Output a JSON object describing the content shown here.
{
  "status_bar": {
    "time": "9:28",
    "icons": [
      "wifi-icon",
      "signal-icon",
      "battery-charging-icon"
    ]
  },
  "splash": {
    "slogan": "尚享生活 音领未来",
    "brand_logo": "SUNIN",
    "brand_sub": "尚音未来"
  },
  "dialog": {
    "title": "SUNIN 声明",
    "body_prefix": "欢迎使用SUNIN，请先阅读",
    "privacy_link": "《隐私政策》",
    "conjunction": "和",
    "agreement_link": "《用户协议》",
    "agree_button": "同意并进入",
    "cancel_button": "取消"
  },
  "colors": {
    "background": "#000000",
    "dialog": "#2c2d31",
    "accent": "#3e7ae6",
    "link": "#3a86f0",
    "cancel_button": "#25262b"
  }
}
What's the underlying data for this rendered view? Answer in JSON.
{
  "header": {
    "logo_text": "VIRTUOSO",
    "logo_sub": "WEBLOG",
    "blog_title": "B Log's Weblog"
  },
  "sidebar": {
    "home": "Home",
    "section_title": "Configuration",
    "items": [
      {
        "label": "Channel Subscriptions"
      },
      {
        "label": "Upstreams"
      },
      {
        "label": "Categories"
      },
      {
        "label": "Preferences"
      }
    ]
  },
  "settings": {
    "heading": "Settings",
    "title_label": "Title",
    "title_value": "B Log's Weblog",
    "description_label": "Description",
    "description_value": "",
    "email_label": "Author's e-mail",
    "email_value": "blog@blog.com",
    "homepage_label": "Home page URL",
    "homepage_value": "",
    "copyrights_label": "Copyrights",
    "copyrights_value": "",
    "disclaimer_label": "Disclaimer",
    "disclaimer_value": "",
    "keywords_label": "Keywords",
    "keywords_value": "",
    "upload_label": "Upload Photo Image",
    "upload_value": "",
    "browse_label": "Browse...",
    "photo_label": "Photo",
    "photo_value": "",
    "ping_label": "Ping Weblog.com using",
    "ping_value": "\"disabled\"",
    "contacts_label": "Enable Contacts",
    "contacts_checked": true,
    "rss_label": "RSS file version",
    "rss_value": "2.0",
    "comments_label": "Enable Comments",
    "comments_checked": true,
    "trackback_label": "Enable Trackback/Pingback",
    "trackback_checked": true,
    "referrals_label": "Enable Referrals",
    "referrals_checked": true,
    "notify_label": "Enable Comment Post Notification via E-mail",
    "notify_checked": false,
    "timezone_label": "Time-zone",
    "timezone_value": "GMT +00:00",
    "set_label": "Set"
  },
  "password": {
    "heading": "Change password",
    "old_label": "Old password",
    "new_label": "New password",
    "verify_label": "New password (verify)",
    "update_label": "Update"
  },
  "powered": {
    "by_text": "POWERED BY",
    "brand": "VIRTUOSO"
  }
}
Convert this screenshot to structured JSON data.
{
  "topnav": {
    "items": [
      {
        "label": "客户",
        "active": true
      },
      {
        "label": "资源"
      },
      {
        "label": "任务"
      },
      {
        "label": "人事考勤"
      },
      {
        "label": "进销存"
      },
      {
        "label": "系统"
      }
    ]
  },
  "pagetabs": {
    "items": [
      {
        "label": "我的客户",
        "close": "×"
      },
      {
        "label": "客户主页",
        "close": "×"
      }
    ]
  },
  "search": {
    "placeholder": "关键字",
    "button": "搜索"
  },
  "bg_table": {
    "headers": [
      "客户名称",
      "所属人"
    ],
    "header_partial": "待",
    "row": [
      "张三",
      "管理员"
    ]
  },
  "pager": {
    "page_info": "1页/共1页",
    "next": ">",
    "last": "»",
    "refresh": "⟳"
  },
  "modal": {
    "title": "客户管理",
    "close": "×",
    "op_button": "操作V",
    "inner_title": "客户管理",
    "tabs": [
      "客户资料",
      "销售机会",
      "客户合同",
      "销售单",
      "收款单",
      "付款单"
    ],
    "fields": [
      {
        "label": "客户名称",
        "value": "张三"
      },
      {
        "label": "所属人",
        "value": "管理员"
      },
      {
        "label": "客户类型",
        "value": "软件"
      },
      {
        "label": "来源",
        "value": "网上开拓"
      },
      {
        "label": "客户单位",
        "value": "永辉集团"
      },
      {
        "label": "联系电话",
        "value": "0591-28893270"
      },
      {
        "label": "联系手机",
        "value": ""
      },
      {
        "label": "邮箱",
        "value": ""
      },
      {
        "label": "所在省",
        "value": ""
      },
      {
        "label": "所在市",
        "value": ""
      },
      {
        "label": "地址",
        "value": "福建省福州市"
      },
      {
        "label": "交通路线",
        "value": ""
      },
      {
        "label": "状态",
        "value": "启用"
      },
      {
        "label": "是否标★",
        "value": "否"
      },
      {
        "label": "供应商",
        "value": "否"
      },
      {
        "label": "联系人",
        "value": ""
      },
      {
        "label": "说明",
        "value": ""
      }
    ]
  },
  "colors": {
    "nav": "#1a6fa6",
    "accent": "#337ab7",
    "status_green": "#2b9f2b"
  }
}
************
Task goal => Would you reproduce all the entries exactly?

Correct answer =>
Output a JSON object describing the content shown here.
{
  "status_bar": {
    "time": "9:28",
    "icons": [
      "wifi-icon",
      "signal-icon",
      "battery-charging-icon"
    ]
  },
  "splash": {
    "slogan": "尚享生活 音领未来",
    "brand_logo": "SUNIN",
    "brand_sub": "尚音未来"
  },
  "dialog": {
    "title": "SUNIN 声明",
    "body_prefix": "欢迎使用SUNIN，请先阅读",
    "privacy_link": "《隐私政策》",
    "conjunction": "和",
    "agreement_link": "《用户协议》",
    "agree_button": "同意并进入",
    "cancel_button": "取消"
  },
  "colors": {
    "background": "#000000",
    "dialog": "#2c2d31",
    "accent": "#3e7ae6",
    "link": "#3a86f0",
    "cancel_button": "#25262b"
  }
}
What's the underlying data for this rendered view? Answer in JSON.
{
  "header": {
    "logo_text": "VIRTUOSO",
    "logo_sub": "WEBLOG",
    "blog_title": "B Log's Weblog"
  },
  "sidebar": {
    "home": "Home",
    "section_title": "Configuration",
    "items": [
      {
        "label": "Channel Subscriptions"
      },
      {
        "label": "Upstreams"
      },
      {
        "label": "Categories"
      },
      {
        "label": "Preferences"
      }
    ]
  },
  "settings": {
    "heading": "Settings",
    "title_label": "Title",
    "title_value": "B Log's Weblog",
    "description_label": "Description",
    "description_value": "",
    "email_label": "Author's e-mail",
    "email_value": "blog@blog.com",
    "homepage_label": "Home page URL",
    "homepage_value": "",
    "copyrights_label": "Copyrights",
    "copyrights_value": "",
    "disclaimer_label": "Disclaimer",
    "disclaimer_value": "",
    "keywords_label": "Keywords",
    "keywords_value": "",
    "upload_label": "Upload Photo Image",
    "upload_value": "",
    "browse_label": "Browse...",
    "photo_label": "Photo",
    "photo_value": "",
    "ping_label": "Ping Weblog.com using",
    "ping_value": "\"disabled\"",
    "contacts_label": "Enable Contacts",
    "contacts_checked": true,
    "rss_label": "RSS file version",
    "rss_value": "2.0",
    "comments_label": "Enable Comments",
    "comments_checked": true,
    "trackback_label": "Enable Trackback/Pingback",
    "trackback_checked": true,
    "referrals_label": "Enable Referrals",
    "referrals_checked": true,
    "notify_label": "Enable Comment Post Notification via E-mail",
    "notify_checked": false,
    "timezone_label": "Time-zone",
    "timezone_value": "GMT +00:00",
    "set_label": "Set"
  },
  "password": {
    "heading": "Change password",
    "old_label": "Old password",
    "new_label": "New password",
    "verify_label": "New password (verify)",
    "update_label": "Update"
  },
  "powered": {
    "by_text": "POWERED BY",
    "brand": "VIRTUOSO"
  }
}
Convert this screenshot to structured JSON data.
{
  "topnav": {
    "items": [
      {
        "label": "客户",
        "active": true
      },
      {
        "label": "资源"
      },
      {
        "label": "任务"
      },
      {
        "label": "人事考勤"
      },
      {
        "label": "进销存"
      },
      {
        "label": "系统"
      }
    ]
  },
  "pagetabs": {
    "items": [
      {
        "label": "我的客户",
        "close": "×"
      },
      {
        "label": "客户主页",
        "close": "×"
      }
    ]
  },
  "search": {
    "placeholder": "关键字",
    "button": "搜索"
  },
  "bg_table": {
    "headers": [
      "客户名称",
      "所属人"
    ],
    "header_partial": "待",
    "row": [
      "张三",
      "管理员"
    ]
  },
  "pager": {
    "page_info": "1页/共1页",
    "next": ">",
    "last": "»",
    "refresh": "⟳"
  },
  "modal": {
    "title": "客户管理",
    "close": "×",
    "op_button": "操作V",
    "inner_title": "客户管理",
    "tabs": [
      "客户资料",
      "销售机会",
      "客户合同",
      "销售单",
      "收款单",
      "付款单"
    ],
    "fields": [
      {
        "label": "客户名称",
        "value": "张三"
      },
      {
        "label": "所属人",
        "value": "管理员"
      },
      {
        "label": "客户类型",
        "value": "软件"
      },
      {
        "label": "来源",
        "value": "网上开拓"
      },
      {
        "label": "客户单位",
        "value": "永辉集团"
      },
      {
        "label": "联系电话",
        "value": "0591-28893270"
      },
      {
        "label": "联系手机",
        "value": ""
      },
      {
        "label": "邮箱",
        "value": ""
      },
      {
        "label": "所在省",
        "value": ""
      },
      {
        "label": "所在市",
        "value": ""
      },
      {
        "label": "地址",
        "value": "福建省福州市"
      },
      {
        "label": "交通路线",
        "value": ""
      },
      {
        "label": "状态",
        "value": "启用"
      },
      {
        "label": "是否标★",
        "value": "否"
      },
      {
        "label": "供应商",
        "value": "否"
      },
      {
        "label": "联系人",
        "value": ""
      },
      {
        "label": "说明",
        "value": ""
      }
    ]
  },
  "colors": {
    "nav": "#1a6fa6",
    "accent": "#337ab7",
    "status_green": "#2b9f2b"
  }
}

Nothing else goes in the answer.